• [Exercise materials]
+++

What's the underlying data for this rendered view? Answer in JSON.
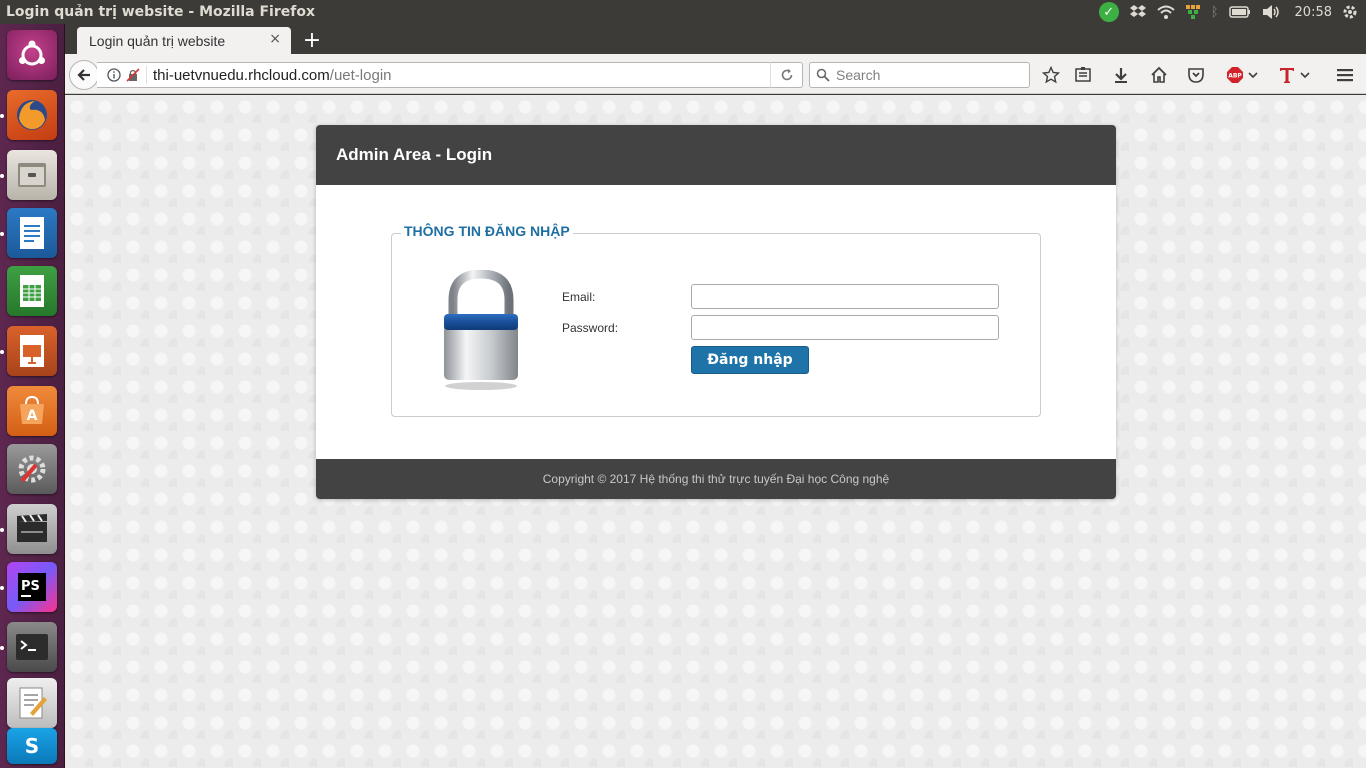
{
  "os": {
    "window_title": "Login quản trị website - Mozilla Firefox",
    "clock": "20:58"
  },
  "browser": {
    "tab_title": "Login quản trị website",
    "tab_close": "×",
    "new_tab": "+",
    "url_host": "thi-uetvnuedu.rhcloud.com",
    "url_path": "/uet-login",
    "search_placeholder": "Search"
  },
  "page": {
    "panel_title": "Admin Area - Login",
    "legend": "THÔNG TIN ĐĂNG NHẬP",
    "email_label": "Email:",
    "email_value": "",
    "password_label": "Password:",
    "password_value": "",
    "login_button": "Đăng nhập",
    "footer": "Copyright © 2017 Hệ thống thi thử trực tuyến Đại học Công nghệ"
  },
  "launcher": {
    "items": [
      {
        "name": "ubuntu-dash-icon"
      },
      {
        "name": "firefox-icon"
      },
      {
        "name": "files-icon"
      },
      {
        "name": "writer-icon"
      },
      {
        "name": "calc-icon"
      },
      {
        "name": "impress-icon"
      },
      {
        "name": "software-center-icon"
      },
      {
        "name": "system-settings-icon"
      },
      {
        "name": "video-editor-icon"
      },
      {
        "name": "phpstorm-icon"
      },
      {
        "name": "terminal-icon"
      },
      {
        "name": "text-editor-icon"
      },
      {
        "name": "skype-icon"
      }
    ]
  },
  "colors": {
    "launcher_bg": "#5e2750",
    "panel_header": "#434343",
    "legend": "#1f6fa3",
    "login_button": "#1e73a8"
  }
}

+++

Transcribe each entry above exactly, apart from the pictures.

What's the underlying data for this rendered view? Answer in JSON.
{
  "os": {
    "window_title": "Login quản trị website - Mozilla Firefox",
    "clock": "20:58"
  },
  "browser": {
    "tab_title": "Login quản trị website",
    "tab_close": "×",
    "new_tab": "+",
    "url_host": "thi-uetvnuedu.rhcloud.com",
    "url_path": "/uet-login",
    "search_placeholder": "Search"
  },
  "page": {
    "panel_title": "Admin Area - Login",
    "legend": "THÔNG TIN ĐĂNG NHẬP",
    "email_label": "Email:",
    "email_value": "",
    "password_label": "Password:",
    "password_value": "",
    "login_button": "Đăng nhập",
    "footer": "Copyright © 2017 Hệ thống thi thử trực tuyến Đại học Công nghệ"
  },
  "launcher": {
    "items": [
      {
        "name": "ubuntu-dash-icon"
      },
      {
        "name": "firefox-icon"
      },
      {
        "name": "files-icon"
      },
      {
        "name": "writer-icon"
      },
      {
        "name": "calc-icon"
      },
      {
        "name": "impress-icon"
      },
      {
        "name": "software-center-icon"
      },
      {
        "name": "system-settings-icon"
      },
      {
        "name": "video-editor-icon"
      },
      {
        "name": "phpstorm-icon"
      },
      {
        "name": "terminal-icon"
      },
      {
        "name": "text-editor-icon"
      },
      {
        "name": "skype-icon"
      }
    ]
  },
  "colors": {
    "launcher_bg": "#5e2750",
    "panel_header": "#434343",
    "legend": "#1f6fa3",
    "login_button": "#1e73a8"
  }
}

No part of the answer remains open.